Layout region records
========================================

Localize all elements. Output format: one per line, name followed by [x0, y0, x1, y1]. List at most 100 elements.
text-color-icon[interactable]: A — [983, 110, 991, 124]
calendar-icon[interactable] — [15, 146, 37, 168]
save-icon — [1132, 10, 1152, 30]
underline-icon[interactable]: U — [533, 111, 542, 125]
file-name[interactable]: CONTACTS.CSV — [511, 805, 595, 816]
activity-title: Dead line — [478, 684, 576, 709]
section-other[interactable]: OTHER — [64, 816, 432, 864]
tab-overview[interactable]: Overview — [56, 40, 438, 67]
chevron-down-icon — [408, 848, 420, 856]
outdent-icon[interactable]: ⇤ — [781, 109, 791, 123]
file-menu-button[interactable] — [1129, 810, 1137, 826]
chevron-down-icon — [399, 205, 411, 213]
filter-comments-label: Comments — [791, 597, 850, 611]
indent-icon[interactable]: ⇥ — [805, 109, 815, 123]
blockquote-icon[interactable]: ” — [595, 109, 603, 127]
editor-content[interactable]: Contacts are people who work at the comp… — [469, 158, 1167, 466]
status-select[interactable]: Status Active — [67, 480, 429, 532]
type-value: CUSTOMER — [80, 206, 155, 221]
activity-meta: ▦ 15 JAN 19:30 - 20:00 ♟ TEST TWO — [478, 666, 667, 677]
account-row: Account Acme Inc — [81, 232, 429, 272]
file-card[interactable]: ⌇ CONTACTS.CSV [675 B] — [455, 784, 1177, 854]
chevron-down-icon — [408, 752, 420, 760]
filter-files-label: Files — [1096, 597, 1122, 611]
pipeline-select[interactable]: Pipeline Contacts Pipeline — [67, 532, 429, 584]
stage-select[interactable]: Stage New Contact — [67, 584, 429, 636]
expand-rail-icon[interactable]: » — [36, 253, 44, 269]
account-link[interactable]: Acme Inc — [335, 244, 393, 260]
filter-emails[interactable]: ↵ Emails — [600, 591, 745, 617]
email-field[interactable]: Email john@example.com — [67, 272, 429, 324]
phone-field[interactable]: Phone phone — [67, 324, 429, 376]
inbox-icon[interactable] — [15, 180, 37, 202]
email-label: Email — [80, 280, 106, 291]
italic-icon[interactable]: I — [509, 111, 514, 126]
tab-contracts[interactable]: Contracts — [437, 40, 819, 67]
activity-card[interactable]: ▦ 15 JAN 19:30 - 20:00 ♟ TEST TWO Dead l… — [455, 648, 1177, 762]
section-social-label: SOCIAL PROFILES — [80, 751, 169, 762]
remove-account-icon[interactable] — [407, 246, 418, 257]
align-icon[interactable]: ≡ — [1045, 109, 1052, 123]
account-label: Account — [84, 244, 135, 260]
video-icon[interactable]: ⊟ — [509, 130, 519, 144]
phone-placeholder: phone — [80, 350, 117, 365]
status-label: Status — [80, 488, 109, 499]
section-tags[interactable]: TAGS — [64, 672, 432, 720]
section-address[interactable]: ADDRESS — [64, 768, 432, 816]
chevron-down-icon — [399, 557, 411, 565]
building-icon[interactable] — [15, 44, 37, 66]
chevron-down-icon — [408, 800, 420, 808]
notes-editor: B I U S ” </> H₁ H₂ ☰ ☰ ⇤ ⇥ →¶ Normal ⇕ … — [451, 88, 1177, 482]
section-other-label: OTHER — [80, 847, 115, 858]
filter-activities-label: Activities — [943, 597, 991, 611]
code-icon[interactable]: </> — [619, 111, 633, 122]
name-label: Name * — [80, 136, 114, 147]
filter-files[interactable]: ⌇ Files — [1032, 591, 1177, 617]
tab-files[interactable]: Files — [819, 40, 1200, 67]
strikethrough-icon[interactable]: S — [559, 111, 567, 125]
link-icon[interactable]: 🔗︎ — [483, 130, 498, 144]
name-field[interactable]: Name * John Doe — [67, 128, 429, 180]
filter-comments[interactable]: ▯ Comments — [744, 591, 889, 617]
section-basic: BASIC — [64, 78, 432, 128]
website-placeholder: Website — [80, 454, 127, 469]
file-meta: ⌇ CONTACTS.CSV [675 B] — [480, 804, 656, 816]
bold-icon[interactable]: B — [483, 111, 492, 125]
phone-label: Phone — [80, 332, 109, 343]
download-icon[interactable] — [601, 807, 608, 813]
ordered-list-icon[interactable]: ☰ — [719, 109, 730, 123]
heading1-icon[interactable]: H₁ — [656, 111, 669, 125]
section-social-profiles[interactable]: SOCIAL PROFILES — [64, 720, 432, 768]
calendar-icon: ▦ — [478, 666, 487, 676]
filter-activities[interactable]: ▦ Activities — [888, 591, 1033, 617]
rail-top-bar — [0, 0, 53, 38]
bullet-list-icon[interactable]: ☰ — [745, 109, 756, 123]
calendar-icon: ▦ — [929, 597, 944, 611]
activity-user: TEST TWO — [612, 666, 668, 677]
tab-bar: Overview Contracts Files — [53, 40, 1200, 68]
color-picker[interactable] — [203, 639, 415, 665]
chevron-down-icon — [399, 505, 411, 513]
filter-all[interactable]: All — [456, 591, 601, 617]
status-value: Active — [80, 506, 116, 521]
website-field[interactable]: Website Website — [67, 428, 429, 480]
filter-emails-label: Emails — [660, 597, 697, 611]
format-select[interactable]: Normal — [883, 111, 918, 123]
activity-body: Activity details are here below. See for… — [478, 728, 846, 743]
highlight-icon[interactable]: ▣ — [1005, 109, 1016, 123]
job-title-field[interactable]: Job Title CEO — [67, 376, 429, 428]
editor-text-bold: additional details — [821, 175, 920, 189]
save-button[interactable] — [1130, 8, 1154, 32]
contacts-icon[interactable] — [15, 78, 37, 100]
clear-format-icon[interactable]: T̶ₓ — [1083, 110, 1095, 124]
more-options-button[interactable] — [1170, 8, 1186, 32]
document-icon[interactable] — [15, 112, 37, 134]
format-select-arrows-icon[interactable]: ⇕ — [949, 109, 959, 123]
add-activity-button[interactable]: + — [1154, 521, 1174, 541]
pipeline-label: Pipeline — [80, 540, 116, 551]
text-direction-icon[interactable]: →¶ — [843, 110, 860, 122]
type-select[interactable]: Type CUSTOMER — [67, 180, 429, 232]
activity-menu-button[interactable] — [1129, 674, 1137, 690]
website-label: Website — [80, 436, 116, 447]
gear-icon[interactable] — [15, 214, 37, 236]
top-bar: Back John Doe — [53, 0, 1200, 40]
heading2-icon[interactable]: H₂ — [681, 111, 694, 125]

========================================

▶ Task to complete
Copy these lines without any changes.

▶ Result of this task
Localize all elements. Output format: one per line, name followed by [x0, y0, x1, y1]. List at most 100 elements.
text-color-icon[interactable]: A — [983, 110, 991, 124]
calendar-icon[interactable] — [15, 146, 37, 168]
save-icon — [1132, 10, 1152, 30]
underline-icon[interactable]: U — [533, 111, 542, 125]
file-name[interactable]: CONTACTS.CSV — [511, 805, 595, 816]
activity-title: Dead line — [478, 684, 576, 709]
section-other[interactable]: OTHER — [64, 816, 432, 864]
tab-overview[interactable]: Overview — [56, 40, 438, 67]
chevron-down-icon — [408, 848, 420, 856]
outdent-icon[interactable]: ⇤ — [781, 109, 791, 123]
file-menu-button[interactable] — [1129, 810, 1137, 826]
chevron-down-icon — [399, 205, 411, 213]
filter-comments-label: Comments — [791, 597, 850, 611]
indent-icon[interactable]: ⇥ — [805, 109, 815, 123]
blockquote-icon[interactable]: ” — [595, 109, 603, 127]
editor-content[interactable]: Contacts are people who work at the comp… — [469, 158, 1167, 466]
status-select[interactable]: Status Active — [67, 480, 429, 532]
type-value: CUSTOMER — [80, 206, 155, 221]
activity-meta: ▦ 15 JAN 19:30 - 20:00 ♟ TEST TWO — [478, 666, 667, 677]
account-row: Account Acme Inc — [81, 232, 429, 272]
file-card[interactable]: ⌇ CONTACTS.CSV [675 B] — [455, 784, 1177, 854]
chevron-down-icon — [408, 752, 420, 760]
filter-files-label: Files — [1096, 597, 1122, 611]
pipeline-select[interactable]: Pipeline Contacts Pipeline — [67, 532, 429, 584]
stage-select[interactable]: Stage New Contact — [67, 584, 429, 636]
expand-rail-icon[interactable]: » — [36, 253, 44, 269]
account-link[interactable]: Acme Inc — [335, 244, 393, 260]
filter-emails[interactable]: ↵ Emails — [600, 591, 745, 617]
email-field[interactable]: Email john@example.com — [67, 272, 429, 324]
phone-field[interactable]: Phone phone — [67, 324, 429, 376]
inbox-icon[interactable] — [15, 180, 37, 202]
email-label: Email — [80, 280, 106, 291]
italic-icon[interactable]: I — [509, 111, 514, 126]
tab-contracts[interactable]: Contracts — [437, 40, 819, 67]
activity-card[interactable]: ▦ 15 JAN 19:30 - 20:00 ♟ TEST TWO Dead l… — [455, 648, 1177, 762]
section-social-label: SOCIAL PROFILES — [80, 751, 169, 762]
remove-account-icon[interactable] — [407, 246, 418, 257]
align-icon[interactable]: ≡ — [1045, 109, 1052, 123]
account-label: Account — [84, 244, 135, 260]
video-icon[interactable]: ⊟ — [509, 130, 519, 144]
phone-placeholder: phone — [80, 350, 117, 365]
status-label: Status — [80, 488, 109, 499]
section-tags[interactable]: TAGS — [64, 672, 432, 720]
section-address[interactable]: ADDRESS — [64, 768, 432, 816]
chevron-down-icon — [399, 557, 411, 565]
building-icon[interactable] — [15, 44, 37, 66]
chevron-down-icon — [408, 800, 420, 808]
notes-editor: B I U S ” </> H₁ H₂ ☰ ☰ ⇤ ⇥ →¶ Normal ⇕ … — [451, 88, 1177, 482]
section-other-label: OTHER — [80, 847, 115, 858]
filter-activities-label: Activities — [943, 597, 991, 611]
code-icon[interactable]: </> — [619, 111, 633, 122]
name-label: Name * — [80, 136, 114, 147]
filter-files[interactable]: ⌇ Files — [1032, 591, 1177, 617]
tab-files[interactable]: Files — [819, 40, 1200, 67]
strikethrough-icon[interactable]: S — [559, 111, 567, 125]
link-icon[interactable]: 🔗︎ — [483, 130, 498, 144]
name-field[interactable]: Name * John Doe — [67, 128, 429, 180]
filter-comments[interactable]: ▯ Comments — [744, 591, 889, 617]
section-basic: BASIC — [64, 78, 432, 128]
website-placeholder: Website — [80, 454, 127, 469]
file-meta: ⌇ CONTACTS.CSV [675 B] — [480, 804, 656, 816]
bold-icon[interactable]: B — [483, 111, 492, 125]
phone-label: Phone — [80, 332, 109, 343]
download-icon[interactable] — [601, 807, 608, 813]
ordered-list-icon[interactable]: ☰ — [719, 109, 730, 123]
heading1-icon[interactable]: H₁ — [656, 111, 669, 125]
section-social-profiles[interactable]: SOCIAL PROFILES — [64, 720, 432, 768]
calendar-icon: ▦ — [478, 666, 487, 676]
filter-activities[interactable]: ▦ Activities — [888, 591, 1033, 617]
rail-top-bar — [0, 0, 53, 38]
bullet-list-icon[interactable]: ☰ — [745, 109, 756, 123]
calendar-icon: ▦ — [929, 597, 944, 611]
activity-user: TEST TWO — [612, 666, 668, 677]
tab-bar: Overview Contracts Files — [53, 40, 1200, 68]
color-picker[interactable] — [203, 639, 415, 665]
chevron-down-icon — [399, 505, 411, 513]
filter-all[interactable]: All — [456, 591, 601, 617]
status-value: Active — [80, 506, 116, 521]
website-field[interactable]: Website Website — [67, 428, 429, 480]
filter-emails-label: Emails — [660, 597, 697, 611]
format-select[interactable]: Normal — [883, 111, 918, 123]
activity-body: Activity details are here below. See for… — [478, 728, 846, 743]
highlight-icon[interactable]: ▣ — [1005, 109, 1016, 123]
job-title-field[interactable]: Job Title CEO — [67, 376, 429, 428]
editor-text-bold: additional details — [821, 175, 920, 189]
save-button[interactable] — [1130, 8, 1154, 32]
contacts-icon[interactable] — [15, 78, 37, 100]
clear-format-icon[interactable]: T̶ₓ — [1083, 110, 1095, 124]
more-options-button[interactable] — [1170, 8, 1186, 32]
document-icon[interactable] — [15, 112, 37, 134]
format-select-arrows-icon[interactable]: ⇕ — [949, 109, 959, 123]
add-activity-button[interactable]: + — [1154, 521, 1174, 541]
pipeline-label: Pipeline — [80, 540, 116, 551]
text-direction-icon[interactable]: →¶ — [843, 110, 860, 122]
type-select[interactable]: Type CUSTOMER — [67, 180, 429, 232]
activity-menu-button[interactable] — [1129, 674, 1137, 690]
website-label: Website — [80, 436, 116, 447]
gear-icon[interactable] — [15, 214, 37, 236]
top-bar: Back John Doe — [53, 0, 1200, 40]
heading2-icon[interactable]: H₂ — [681, 111, 694, 125]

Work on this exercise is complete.